YOUR OBJECTIVE
The response must contain every line from the records below that has "size".

§ §

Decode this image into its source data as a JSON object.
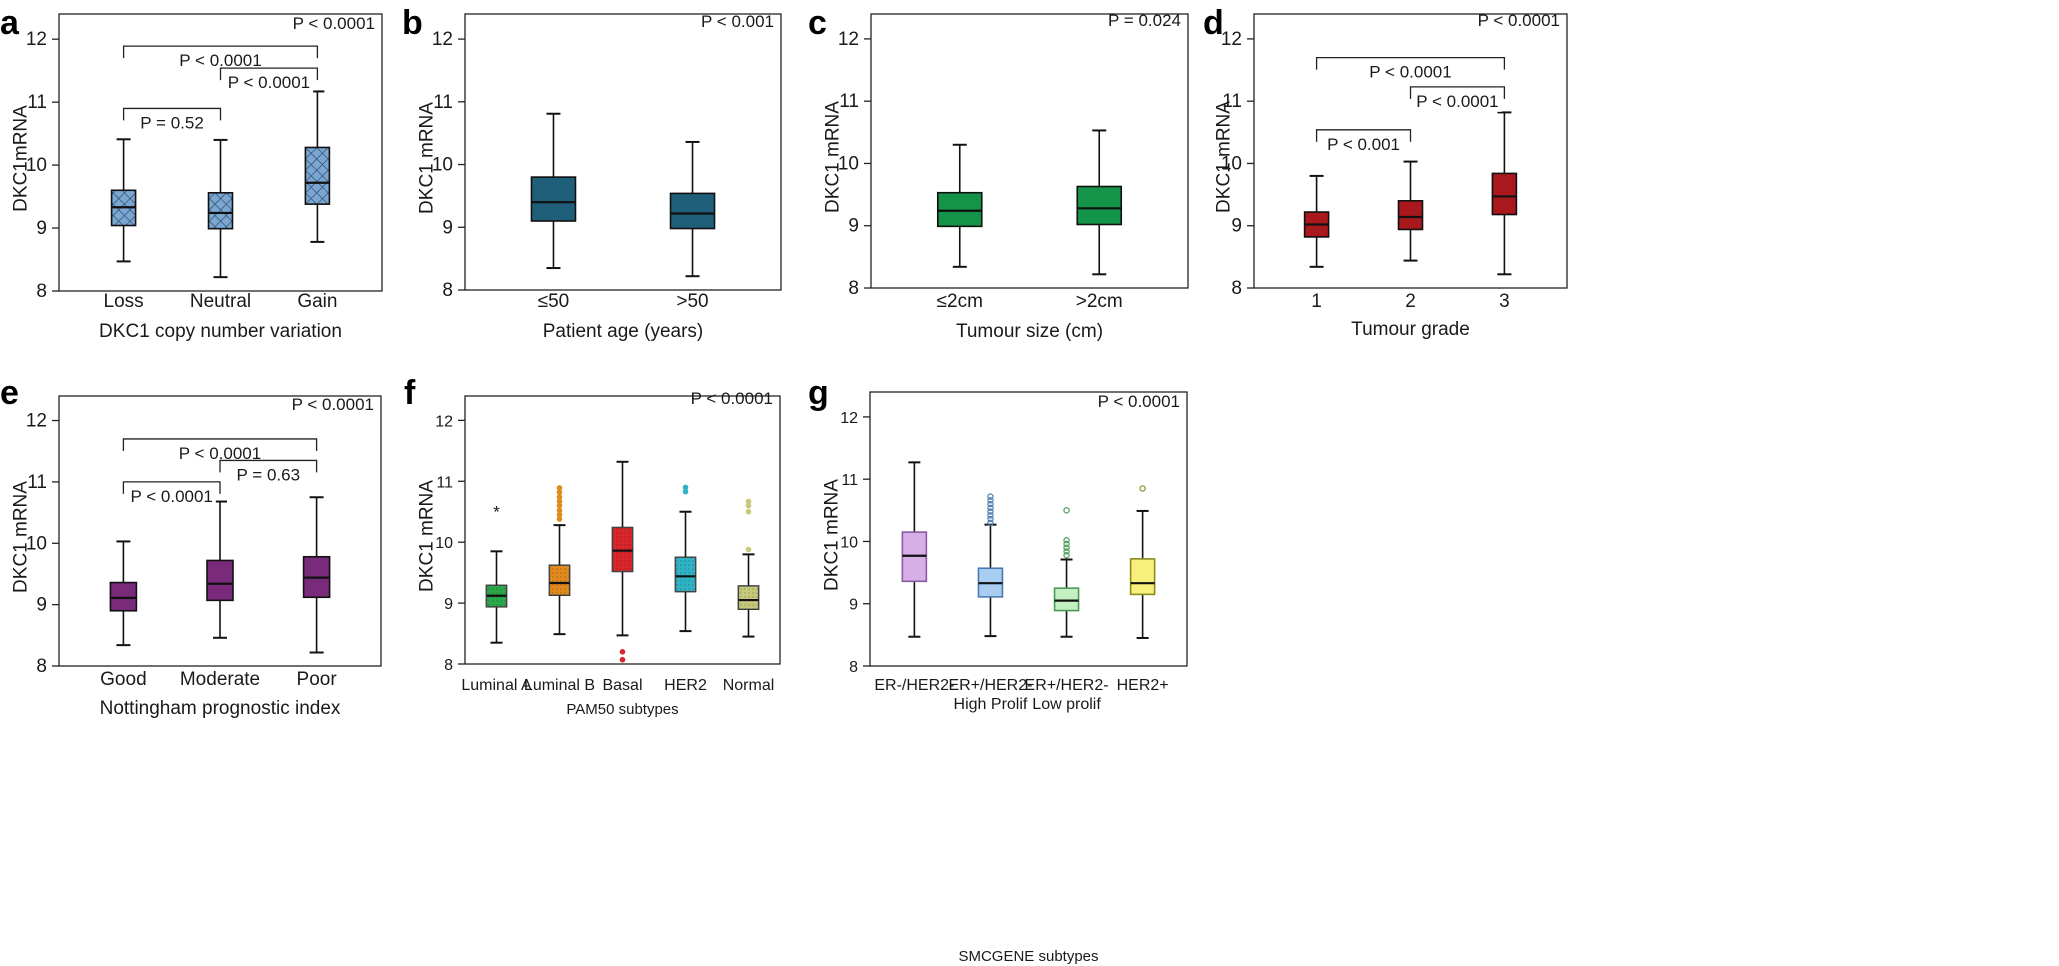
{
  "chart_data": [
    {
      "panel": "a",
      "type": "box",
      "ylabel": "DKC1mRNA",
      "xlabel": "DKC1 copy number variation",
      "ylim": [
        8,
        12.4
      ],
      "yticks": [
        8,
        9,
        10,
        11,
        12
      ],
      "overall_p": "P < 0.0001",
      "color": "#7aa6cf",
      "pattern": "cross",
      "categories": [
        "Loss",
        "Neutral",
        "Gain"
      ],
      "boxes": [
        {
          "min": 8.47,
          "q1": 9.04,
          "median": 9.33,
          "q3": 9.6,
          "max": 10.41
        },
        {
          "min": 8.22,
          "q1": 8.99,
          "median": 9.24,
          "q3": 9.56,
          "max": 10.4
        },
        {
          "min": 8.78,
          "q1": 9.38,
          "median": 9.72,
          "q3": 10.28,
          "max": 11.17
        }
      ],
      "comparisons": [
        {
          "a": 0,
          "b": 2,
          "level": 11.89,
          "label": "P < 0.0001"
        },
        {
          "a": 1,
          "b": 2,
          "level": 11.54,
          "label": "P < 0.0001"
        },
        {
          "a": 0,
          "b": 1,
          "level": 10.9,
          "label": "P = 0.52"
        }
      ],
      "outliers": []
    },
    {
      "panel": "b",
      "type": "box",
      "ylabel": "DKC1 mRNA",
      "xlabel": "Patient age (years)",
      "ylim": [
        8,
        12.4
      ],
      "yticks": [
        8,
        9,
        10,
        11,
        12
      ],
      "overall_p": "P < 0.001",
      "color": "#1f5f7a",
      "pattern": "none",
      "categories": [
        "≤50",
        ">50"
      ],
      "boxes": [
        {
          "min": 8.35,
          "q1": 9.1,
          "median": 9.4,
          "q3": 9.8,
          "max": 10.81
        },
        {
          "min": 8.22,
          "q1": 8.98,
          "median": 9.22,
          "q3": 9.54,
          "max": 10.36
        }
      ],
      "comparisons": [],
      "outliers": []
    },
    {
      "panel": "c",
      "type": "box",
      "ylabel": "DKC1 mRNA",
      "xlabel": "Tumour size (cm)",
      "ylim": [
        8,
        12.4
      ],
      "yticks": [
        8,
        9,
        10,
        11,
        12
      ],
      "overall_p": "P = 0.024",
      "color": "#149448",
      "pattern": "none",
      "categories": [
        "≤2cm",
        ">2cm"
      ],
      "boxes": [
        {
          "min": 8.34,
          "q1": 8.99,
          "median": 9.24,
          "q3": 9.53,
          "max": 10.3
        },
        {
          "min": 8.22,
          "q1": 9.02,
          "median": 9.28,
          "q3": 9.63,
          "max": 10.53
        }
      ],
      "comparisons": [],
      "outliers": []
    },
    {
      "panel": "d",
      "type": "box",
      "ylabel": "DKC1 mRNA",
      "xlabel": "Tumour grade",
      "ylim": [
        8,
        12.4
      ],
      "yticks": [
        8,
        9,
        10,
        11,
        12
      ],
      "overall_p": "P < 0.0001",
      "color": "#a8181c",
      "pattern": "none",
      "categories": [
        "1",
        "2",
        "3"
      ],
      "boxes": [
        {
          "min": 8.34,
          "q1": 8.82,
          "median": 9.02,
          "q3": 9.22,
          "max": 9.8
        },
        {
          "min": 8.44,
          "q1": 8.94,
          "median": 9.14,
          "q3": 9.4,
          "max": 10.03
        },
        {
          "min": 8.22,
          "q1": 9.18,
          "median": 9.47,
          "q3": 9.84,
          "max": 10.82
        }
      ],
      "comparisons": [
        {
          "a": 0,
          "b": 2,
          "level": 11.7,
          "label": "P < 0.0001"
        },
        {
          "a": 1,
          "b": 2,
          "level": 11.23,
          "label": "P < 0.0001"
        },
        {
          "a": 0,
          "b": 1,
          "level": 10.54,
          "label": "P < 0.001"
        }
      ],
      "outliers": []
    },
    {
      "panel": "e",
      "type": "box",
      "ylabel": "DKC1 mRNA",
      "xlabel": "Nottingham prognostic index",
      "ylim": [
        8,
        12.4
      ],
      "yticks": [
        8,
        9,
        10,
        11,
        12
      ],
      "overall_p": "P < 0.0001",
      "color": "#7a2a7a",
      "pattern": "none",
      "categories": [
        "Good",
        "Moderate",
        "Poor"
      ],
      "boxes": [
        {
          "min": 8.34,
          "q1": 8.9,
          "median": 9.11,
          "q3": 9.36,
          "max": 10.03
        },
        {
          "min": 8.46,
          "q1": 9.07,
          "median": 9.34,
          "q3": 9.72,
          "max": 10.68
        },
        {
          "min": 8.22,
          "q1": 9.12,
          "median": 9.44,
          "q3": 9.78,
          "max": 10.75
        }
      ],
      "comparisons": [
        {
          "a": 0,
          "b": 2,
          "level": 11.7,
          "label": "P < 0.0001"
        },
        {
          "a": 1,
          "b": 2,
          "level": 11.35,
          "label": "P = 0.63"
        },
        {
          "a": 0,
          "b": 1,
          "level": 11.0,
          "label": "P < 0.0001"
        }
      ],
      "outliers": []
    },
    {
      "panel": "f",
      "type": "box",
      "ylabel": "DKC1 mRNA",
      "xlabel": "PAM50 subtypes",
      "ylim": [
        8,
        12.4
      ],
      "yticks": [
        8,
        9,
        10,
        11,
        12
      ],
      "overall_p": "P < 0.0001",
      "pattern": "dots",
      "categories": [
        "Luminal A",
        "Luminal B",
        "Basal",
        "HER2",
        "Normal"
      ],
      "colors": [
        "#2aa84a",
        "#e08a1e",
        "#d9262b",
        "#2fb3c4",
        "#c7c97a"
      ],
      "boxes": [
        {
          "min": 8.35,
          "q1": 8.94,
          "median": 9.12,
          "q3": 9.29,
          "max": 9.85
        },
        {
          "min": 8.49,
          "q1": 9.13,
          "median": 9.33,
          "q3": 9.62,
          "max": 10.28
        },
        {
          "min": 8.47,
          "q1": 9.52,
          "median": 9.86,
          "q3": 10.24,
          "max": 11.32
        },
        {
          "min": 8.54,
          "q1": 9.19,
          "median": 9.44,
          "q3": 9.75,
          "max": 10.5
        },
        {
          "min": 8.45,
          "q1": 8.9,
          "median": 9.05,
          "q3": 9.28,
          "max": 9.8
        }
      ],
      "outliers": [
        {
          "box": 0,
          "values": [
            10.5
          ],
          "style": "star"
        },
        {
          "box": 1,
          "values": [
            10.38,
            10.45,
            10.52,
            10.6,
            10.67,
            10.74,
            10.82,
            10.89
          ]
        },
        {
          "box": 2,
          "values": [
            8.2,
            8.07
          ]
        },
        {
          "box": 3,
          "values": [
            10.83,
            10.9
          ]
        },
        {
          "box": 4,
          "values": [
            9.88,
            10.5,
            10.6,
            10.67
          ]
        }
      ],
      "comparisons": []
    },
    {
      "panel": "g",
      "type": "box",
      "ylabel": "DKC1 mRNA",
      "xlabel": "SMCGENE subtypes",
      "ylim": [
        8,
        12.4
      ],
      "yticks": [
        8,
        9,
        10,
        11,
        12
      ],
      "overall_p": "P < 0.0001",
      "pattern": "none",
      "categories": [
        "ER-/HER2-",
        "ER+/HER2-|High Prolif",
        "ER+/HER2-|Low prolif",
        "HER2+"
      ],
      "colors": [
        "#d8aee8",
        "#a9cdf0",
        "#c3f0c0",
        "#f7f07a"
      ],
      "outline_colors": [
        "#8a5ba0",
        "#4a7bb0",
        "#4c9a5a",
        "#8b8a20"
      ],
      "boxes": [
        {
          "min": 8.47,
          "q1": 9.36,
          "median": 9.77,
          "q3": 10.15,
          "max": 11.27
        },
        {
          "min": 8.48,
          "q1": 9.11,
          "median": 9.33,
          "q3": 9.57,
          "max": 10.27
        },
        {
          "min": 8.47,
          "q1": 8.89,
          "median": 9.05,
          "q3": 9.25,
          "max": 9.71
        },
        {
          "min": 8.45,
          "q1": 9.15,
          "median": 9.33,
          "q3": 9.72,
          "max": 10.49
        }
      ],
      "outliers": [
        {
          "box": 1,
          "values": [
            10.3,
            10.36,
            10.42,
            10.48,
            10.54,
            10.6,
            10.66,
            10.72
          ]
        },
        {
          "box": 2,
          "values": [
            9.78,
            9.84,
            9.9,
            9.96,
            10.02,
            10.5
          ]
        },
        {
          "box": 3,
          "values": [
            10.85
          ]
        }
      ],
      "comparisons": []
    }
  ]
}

§ §

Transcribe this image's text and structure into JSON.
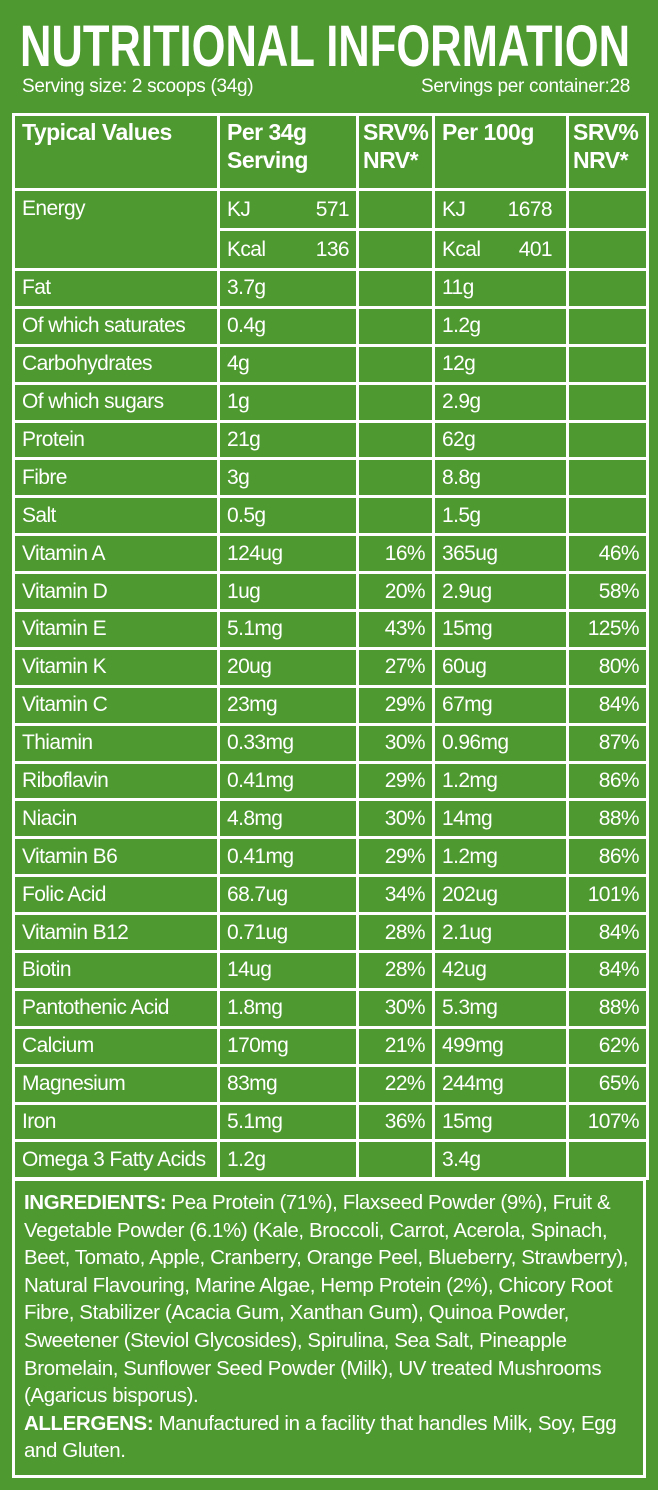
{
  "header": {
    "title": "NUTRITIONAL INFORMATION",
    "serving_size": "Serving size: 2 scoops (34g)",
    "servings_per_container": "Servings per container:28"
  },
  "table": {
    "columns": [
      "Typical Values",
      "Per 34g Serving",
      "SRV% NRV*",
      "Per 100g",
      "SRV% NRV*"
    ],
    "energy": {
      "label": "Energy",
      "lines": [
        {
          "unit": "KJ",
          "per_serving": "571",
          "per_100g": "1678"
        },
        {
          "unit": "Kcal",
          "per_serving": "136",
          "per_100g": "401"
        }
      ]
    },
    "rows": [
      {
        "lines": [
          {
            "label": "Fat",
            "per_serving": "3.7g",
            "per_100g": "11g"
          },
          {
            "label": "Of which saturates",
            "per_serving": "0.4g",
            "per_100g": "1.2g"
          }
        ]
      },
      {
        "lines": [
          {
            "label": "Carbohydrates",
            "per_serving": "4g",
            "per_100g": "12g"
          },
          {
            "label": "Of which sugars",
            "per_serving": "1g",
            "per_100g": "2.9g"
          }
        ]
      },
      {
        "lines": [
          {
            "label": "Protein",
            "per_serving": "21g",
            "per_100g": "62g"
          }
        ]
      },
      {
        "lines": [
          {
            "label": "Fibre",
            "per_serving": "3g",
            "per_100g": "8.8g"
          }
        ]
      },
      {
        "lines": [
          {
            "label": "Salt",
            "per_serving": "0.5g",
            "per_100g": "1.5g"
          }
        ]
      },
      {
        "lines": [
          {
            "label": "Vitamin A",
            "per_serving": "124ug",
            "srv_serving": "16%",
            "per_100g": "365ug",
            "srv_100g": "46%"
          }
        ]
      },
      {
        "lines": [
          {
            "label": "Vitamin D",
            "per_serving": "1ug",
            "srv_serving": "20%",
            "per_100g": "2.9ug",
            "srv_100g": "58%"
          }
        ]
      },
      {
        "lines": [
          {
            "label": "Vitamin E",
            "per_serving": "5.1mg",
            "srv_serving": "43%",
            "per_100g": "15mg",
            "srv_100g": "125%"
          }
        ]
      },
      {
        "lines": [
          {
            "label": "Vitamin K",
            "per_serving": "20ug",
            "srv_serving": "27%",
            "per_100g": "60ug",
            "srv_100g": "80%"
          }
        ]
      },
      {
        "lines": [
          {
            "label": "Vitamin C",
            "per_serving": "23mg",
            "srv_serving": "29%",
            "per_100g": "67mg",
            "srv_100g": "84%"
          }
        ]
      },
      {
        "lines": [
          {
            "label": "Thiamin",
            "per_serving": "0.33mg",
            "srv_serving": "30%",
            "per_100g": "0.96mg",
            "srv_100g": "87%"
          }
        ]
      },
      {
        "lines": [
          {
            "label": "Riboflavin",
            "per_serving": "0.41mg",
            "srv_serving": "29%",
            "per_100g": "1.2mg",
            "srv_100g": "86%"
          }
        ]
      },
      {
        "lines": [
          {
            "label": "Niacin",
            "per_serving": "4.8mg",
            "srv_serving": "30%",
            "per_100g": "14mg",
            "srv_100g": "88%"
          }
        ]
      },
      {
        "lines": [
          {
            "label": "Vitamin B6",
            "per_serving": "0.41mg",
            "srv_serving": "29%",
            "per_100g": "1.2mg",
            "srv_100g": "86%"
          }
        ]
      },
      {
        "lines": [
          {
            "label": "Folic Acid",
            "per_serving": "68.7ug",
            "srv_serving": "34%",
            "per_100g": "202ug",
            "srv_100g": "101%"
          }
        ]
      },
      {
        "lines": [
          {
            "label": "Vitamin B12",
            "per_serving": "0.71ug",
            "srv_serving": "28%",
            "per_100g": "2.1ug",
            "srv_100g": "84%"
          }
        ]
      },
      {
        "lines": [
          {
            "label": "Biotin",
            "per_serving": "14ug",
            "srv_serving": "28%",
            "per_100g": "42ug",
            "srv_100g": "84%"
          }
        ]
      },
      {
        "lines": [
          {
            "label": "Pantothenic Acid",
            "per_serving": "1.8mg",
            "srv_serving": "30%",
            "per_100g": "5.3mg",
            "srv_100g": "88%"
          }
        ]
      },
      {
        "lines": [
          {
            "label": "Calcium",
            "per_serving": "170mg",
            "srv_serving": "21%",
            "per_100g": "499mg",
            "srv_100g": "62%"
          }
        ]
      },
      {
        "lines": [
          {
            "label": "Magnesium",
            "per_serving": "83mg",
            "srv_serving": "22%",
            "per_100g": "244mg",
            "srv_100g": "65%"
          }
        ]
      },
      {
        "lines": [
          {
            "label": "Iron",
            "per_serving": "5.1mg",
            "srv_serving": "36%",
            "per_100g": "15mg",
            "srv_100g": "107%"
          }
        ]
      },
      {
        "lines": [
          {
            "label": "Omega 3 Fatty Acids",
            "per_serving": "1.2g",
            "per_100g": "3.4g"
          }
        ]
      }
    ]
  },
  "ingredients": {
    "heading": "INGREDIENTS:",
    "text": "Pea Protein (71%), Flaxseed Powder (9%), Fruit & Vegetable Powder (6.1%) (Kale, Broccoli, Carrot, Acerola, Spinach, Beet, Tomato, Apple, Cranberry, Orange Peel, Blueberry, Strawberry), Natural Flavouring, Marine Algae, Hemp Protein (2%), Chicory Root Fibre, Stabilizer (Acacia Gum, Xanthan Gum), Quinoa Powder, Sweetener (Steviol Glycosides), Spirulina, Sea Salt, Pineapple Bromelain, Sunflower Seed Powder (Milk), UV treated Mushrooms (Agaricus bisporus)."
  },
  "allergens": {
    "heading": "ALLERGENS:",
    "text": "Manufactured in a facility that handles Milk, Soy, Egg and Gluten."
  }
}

§ §

SOLUTION TO THIS PROBLEM
      "xlabel": "Tumour size (cm)",
    "serving_size": "Serving size: 2 scoops (34g)",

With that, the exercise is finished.